Directions for this task => Find how many lines contain "Contains" and state only that number.

++++++++++++++++++++

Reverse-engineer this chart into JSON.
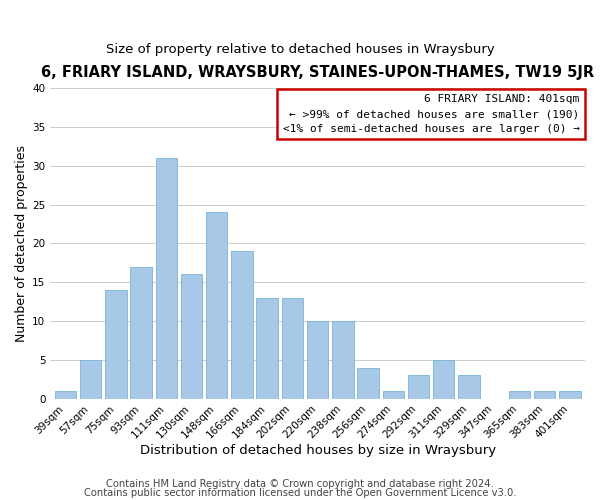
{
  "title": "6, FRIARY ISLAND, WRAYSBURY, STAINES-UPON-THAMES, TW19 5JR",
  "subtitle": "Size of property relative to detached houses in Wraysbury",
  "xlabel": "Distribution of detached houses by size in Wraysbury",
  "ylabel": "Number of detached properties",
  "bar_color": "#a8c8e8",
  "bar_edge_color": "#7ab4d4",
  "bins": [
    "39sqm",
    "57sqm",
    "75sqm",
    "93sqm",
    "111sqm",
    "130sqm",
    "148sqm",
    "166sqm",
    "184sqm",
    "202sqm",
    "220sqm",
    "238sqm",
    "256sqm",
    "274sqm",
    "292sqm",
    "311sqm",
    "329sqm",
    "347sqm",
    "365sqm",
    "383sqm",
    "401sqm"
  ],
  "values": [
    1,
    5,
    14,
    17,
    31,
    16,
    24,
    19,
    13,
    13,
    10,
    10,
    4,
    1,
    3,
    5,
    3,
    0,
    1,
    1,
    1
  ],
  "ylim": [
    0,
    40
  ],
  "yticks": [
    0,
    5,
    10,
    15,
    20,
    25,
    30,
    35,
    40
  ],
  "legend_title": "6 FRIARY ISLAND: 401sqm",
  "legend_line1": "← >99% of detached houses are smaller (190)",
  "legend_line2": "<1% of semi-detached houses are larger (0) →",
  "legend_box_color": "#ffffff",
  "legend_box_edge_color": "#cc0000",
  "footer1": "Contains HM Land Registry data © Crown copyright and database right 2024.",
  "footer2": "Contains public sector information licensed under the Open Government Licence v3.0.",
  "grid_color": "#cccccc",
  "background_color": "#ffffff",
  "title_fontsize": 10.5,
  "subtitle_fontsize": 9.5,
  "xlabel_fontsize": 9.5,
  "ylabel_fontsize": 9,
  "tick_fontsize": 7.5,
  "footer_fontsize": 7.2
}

++++++++++++++++++++

Response => 2